PROBLEM ▸
Reproduce all the entries exactly and keep the pictures out.

EXERCISE DATA ▸
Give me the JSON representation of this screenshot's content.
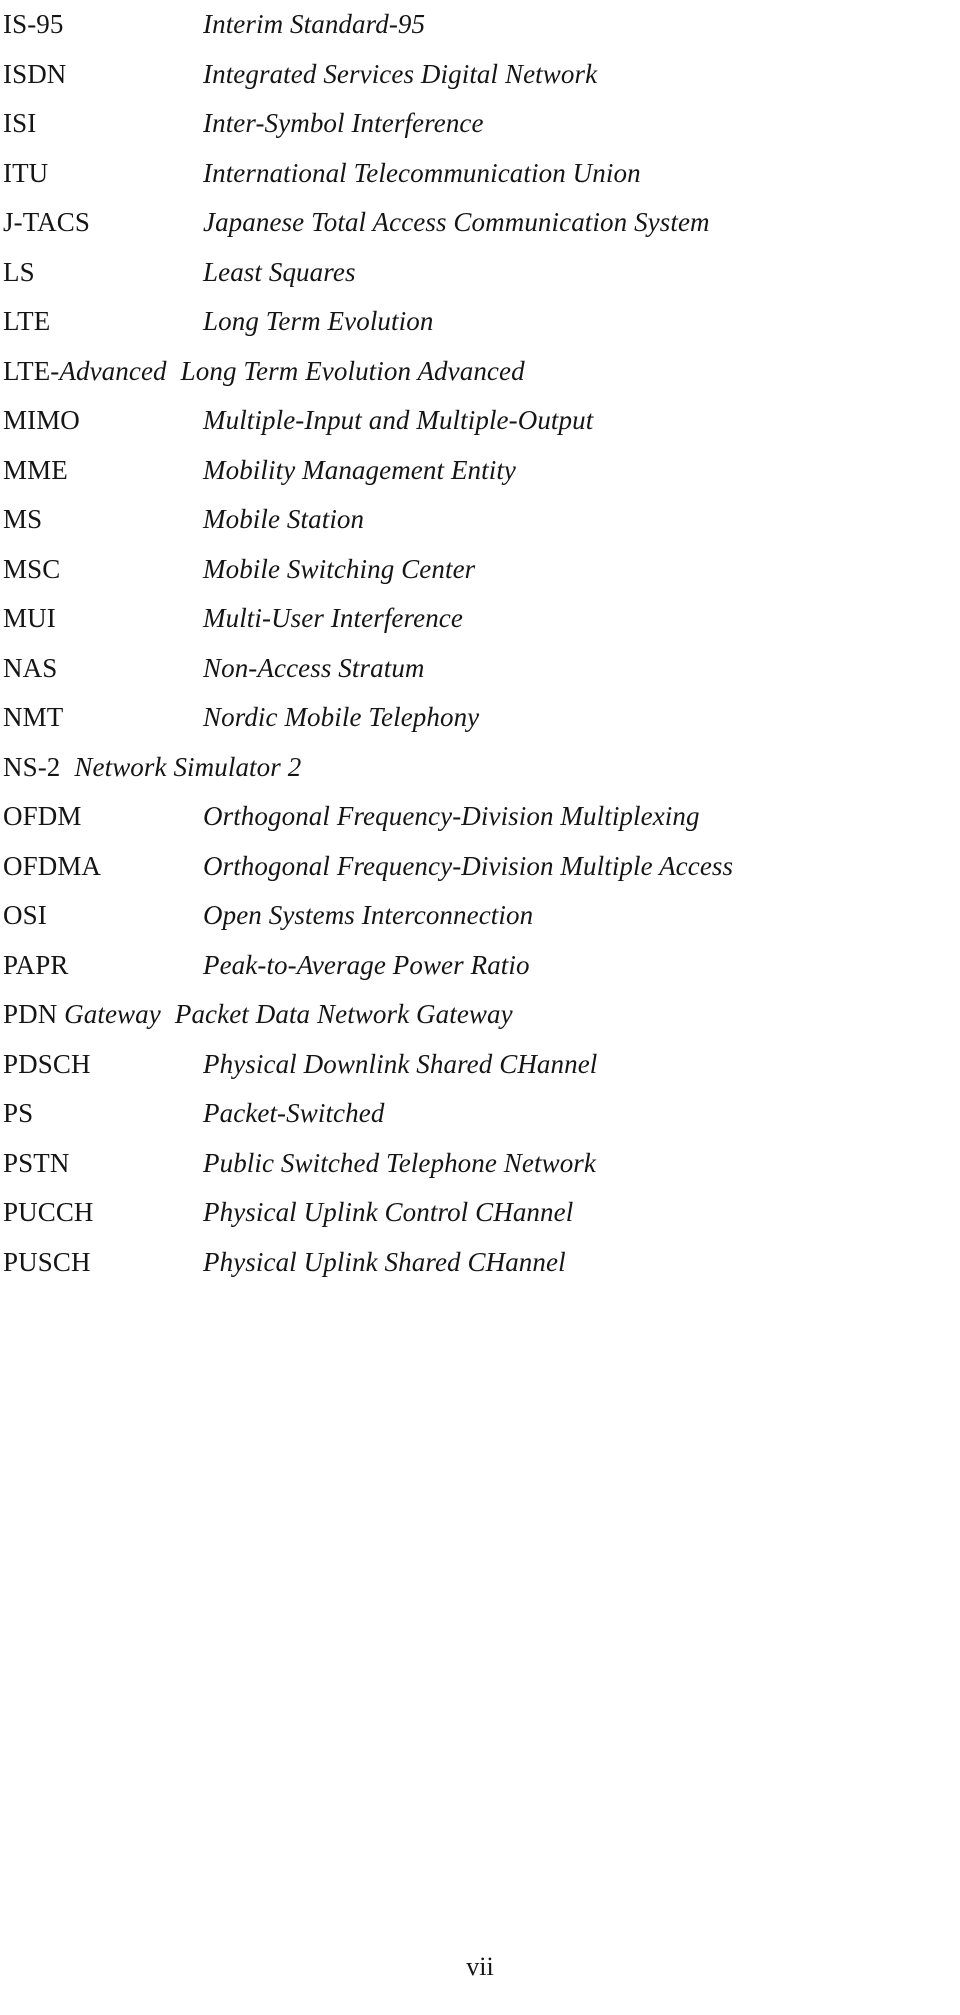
{
  "document": {
    "kind": "list-of-abbreviations",
    "page_number": "vii",
    "rows": [
      {
        "term": "IS-95",
        "term_italic_tail": "",
        "definition": "Interim Standard-95",
        "tight": false
      },
      {
        "term": "ISDN",
        "term_italic_tail": "",
        "definition": "Integrated Services Digital Network",
        "tight": false
      },
      {
        "term": "ISI",
        "term_italic_tail": "",
        "definition": "Inter-Symbol Interference",
        "tight": false
      },
      {
        "term": "ITU",
        "term_italic_tail": "",
        "definition": "International Telecommunication Union",
        "tight": false
      },
      {
        "term": "J-TACS",
        "term_italic_tail": "",
        "definition": "Japanese Total Access Communication System",
        "tight": false
      },
      {
        "term": "LS",
        "term_italic_tail": "",
        "definition": "Least Squares",
        "tight": false
      },
      {
        "term": "LTE",
        "term_italic_tail": "",
        "definition": "Long Term Evolution",
        "tight": false
      },
      {
        "term": "LTE-",
        "term_italic_tail": "Advanced",
        "definition": "Long Term Evolution Advanced",
        "tight": true
      },
      {
        "term": "MIMO",
        "term_italic_tail": "",
        "definition": "Multiple-Input and Multiple-Output",
        "tight": false
      },
      {
        "term": "MME",
        "term_italic_tail": "",
        "definition": "Mobility Management Entity",
        "tight": false
      },
      {
        "term": "MS",
        "term_italic_tail": "",
        "definition": "Mobile Station",
        "tight": false
      },
      {
        "term": "MSC",
        "term_italic_tail": "",
        "definition": "Mobile Switching Center",
        "tight": false
      },
      {
        "term": "MUI",
        "term_italic_tail": "",
        "definition": "Multi-User Interference",
        "tight": false
      },
      {
        "term": "NAS",
        "term_italic_tail": "",
        "definition": "Non-Access Stratum",
        "tight": false
      },
      {
        "term": "NMT",
        "term_italic_tail": "",
        "definition": "Nordic Mobile Telephony",
        "tight": false
      },
      {
        "term": "NS-2",
        "term_italic_tail": "",
        "definition": "Network Simulator 2",
        "tight": true
      },
      {
        "term": "OFDM",
        "term_italic_tail": "",
        "definition": "Orthogonal Frequency-Division Multiplexing",
        "tight": false
      },
      {
        "term": "OFDMA",
        "term_italic_tail": "",
        "definition": "Orthogonal Frequency-Division Multiple Access",
        "tight": false
      },
      {
        "term": "OSI",
        "term_italic_tail": "",
        "definition": "Open Systems Interconnection",
        "tight": false
      },
      {
        "term": "PAPR",
        "term_italic_tail": "",
        "definition": "Peak-to-Average Power Ratio",
        "tight": false
      },
      {
        "term": "PDN ",
        "term_italic_tail": "Gateway",
        "definition": "Packet Data Network Gateway",
        "tight": true
      },
      {
        "term": "PDSCH",
        "term_italic_tail": "",
        "definition": "Physical Downlink Shared CHannel",
        "tight": false
      },
      {
        "term": "PS",
        "term_italic_tail": "",
        "definition": "Packet-Switched",
        "tight": false
      },
      {
        "term": "PSTN",
        "term_italic_tail": "",
        "definition": "Public Switched Telephone Network",
        "tight": false
      },
      {
        "term": "PUCCH",
        "term_italic_tail": "",
        "definition": "Physical Uplink Control CHannel",
        "tight": false
      },
      {
        "term": "PUSCH",
        "term_italic_tail": "",
        "definition": "Physical Uplink Shared CHannel",
        "tight": false
      }
    ]
  }
}
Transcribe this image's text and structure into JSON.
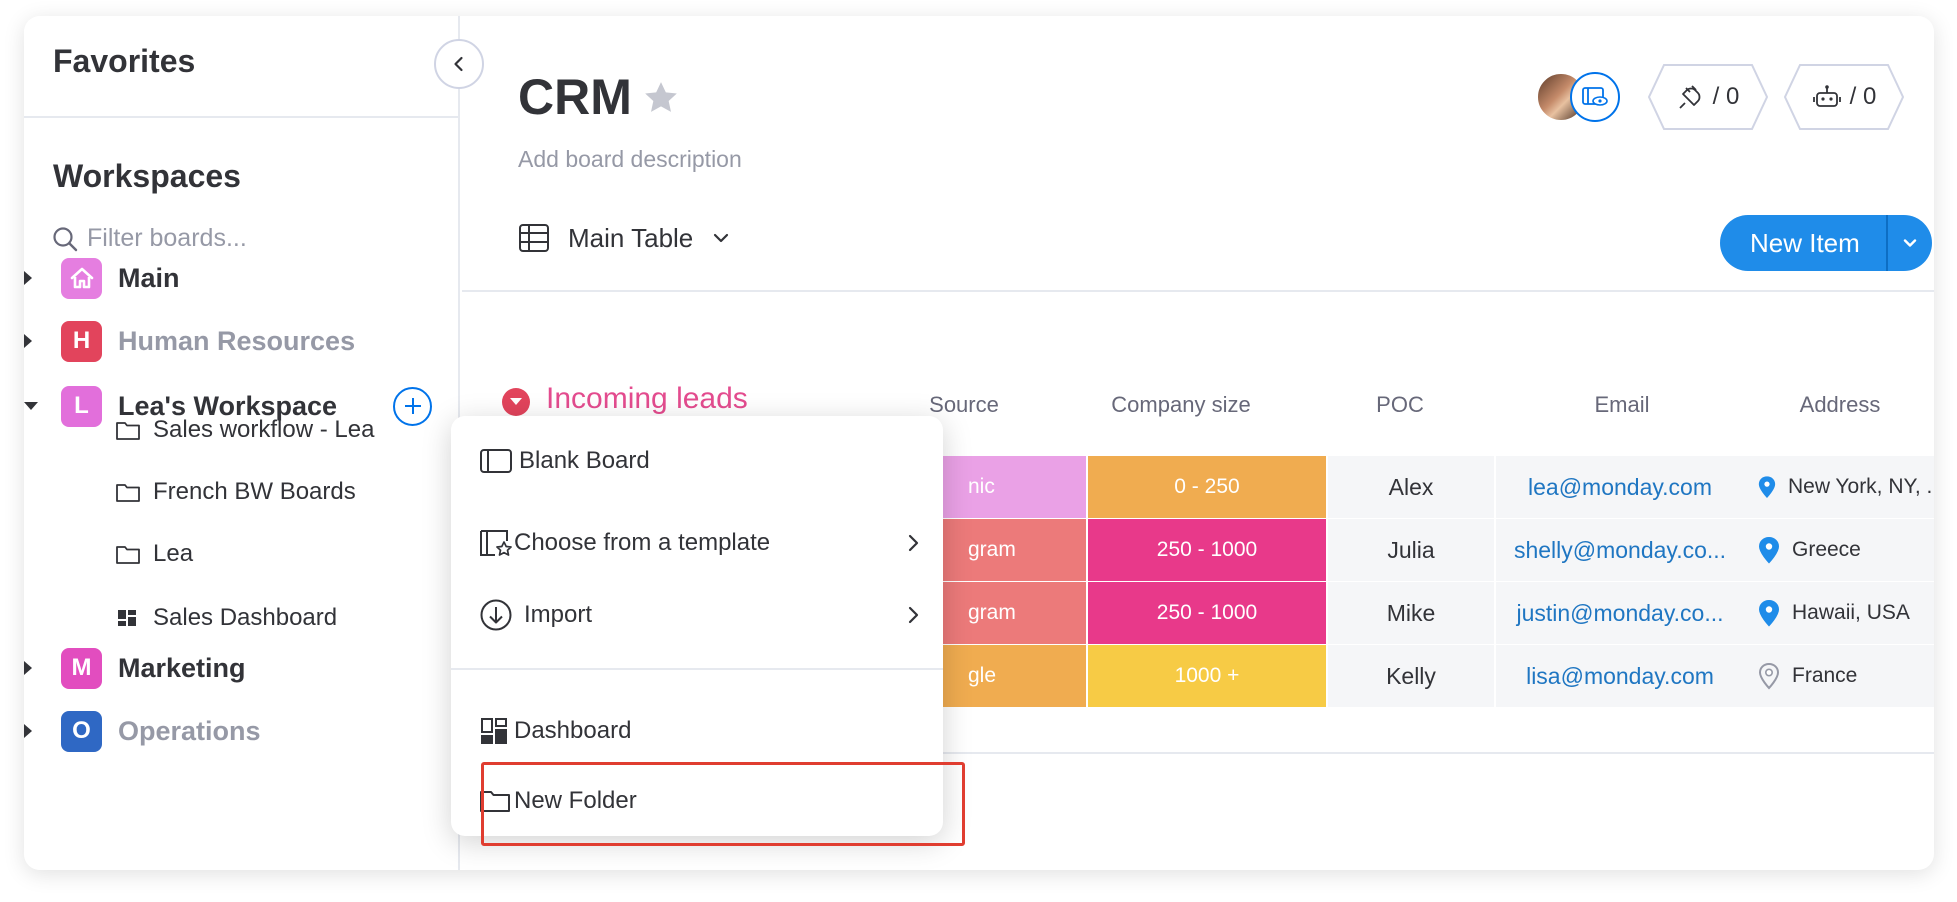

SOLVED PROBLEM ▸
Give me the JSON representation of this screenshot's content.
{
  "document": {
    "kind": "list-of-abbreviations",
    "page_number": "vii",
    "rows": [
      {
        "term": "IS-95",
        "term_italic_tail": "",
        "definition": "Interim Standard-95",
        "tight": false
      },
      {
        "term": "ISDN",
        "term_italic_tail": "",
        "definition": "Integrated Services Digital Network",
        "tight": false
      },
      {
        "term": "ISI",
        "term_italic_tail": "",
        "definition": "Inter-Symbol Interference",
        "tight": false
      },
      {
        "term": "ITU",
        "term_italic_tail": "",
        "definition": "International Telecommunication Union",
        "tight": false
      },
      {
        "term": "J-TACS",
        "term_italic_tail": "",
        "definition": "Japanese Total Access Communication System",
        "tight": false
      },
      {
        "term": "LS",
        "term_italic_tail": "",
        "definition": "Least Squares",
        "tight": false
      },
      {
        "term": "LTE",
        "term_italic_tail": "",
        "definition": "Long Term Evolution",
        "tight": false
      },
      {
        "term": "LTE-",
        "term_italic_tail": "Advanced",
        "definition": "Long Term Evolution Advanced",
        "tight": true
      },
      {
        "term": "MIMO",
        "term_italic_tail": "",
        "definition": "Multiple-Input and Multiple-Output",
        "tight": false
      },
      {
        "term": "MME",
        "term_italic_tail": "",
        "definition": "Mobility Management Entity",
        "tight": false
      },
      {
        "term": "MS",
        "term_italic_tail": "",
        "definition": "Mobile Station",
        "tight": false
      },
      {
        "term": "MSC",
        "term_italic_tail": "",
        "definition": "Mobile Switching Center",
        "tight": false
      },
      {
        "term": "MUI",
        "term_italic_tail": "",
        "definition": "Multi-User Interference",
        "tight": false
      },
      {
        "term": "NAS",
        "term_italic_tail": "",
        "definition": "Non-Access Stratum",
        "tight": false
      },
      {
        "term": "NMT",
        "term_italic_tail": "",
        "definition": "Nordic Mobile Telephony",
        "tight": false
      },
      {
        "term": "NS-2",
        "term_italic_tail": "",
        "definition": "Network Simulator 2",
        "tight": true
      },
      {
        "term": "OFDM",
        "term_italic_tail": "",
        "definition": "Orthogonal Frequency-Division Multiplexing",
        "tight": false
      },
      {
        "term": "OFDMA",
        "term_italic_tail": "",
        "definition": "Orthogonal Frequency-Division Multiple Access",
        "tight": false
      },
      {
        "term": "OSI",
        "term_italic_tail": "",
        "definition": "Open Systems Interconnection",
        "tight": false
      },
      {
        "term": "PAPR",
        "term_italic_tail": "",
        "definition": "Peak-to-Average Power Ratio",
        "tight": false
      },
      {
        "term": "PDN ",
        "term_italic_tail": "Gateway",
        "definition": "Packet Data Network Gateway",
        "tight": true
      },
      {
        "term": "PDSCH",
        "term_italic_tail": "",
        "definition": "Physical Downlink Shared CHannel",
        "tight": false
      },
      {
        "term": "PS",
        "term_italic_tail": "",
        "definition": "Packet-Switched",
        "tight": false
      },
      {
        "term": "PSTN",
        "term_italic_tail": "",
        "definition": "Public Switched Telephone Network",
        "tight": false
      },
      {
        "term": "PUCCH",
        "term_italic_tail": "",
        "definition": "Physical Uplink Control CHannel",
        "tight": false
      },
      {
        "term": "PUSCH",
        "term_italic_tail": "",
        "definition": "Physical Uplink Shared CHannel",
        "tight": false
      }
    ]
  }
}
Transcribe this image's text and structure into JSON.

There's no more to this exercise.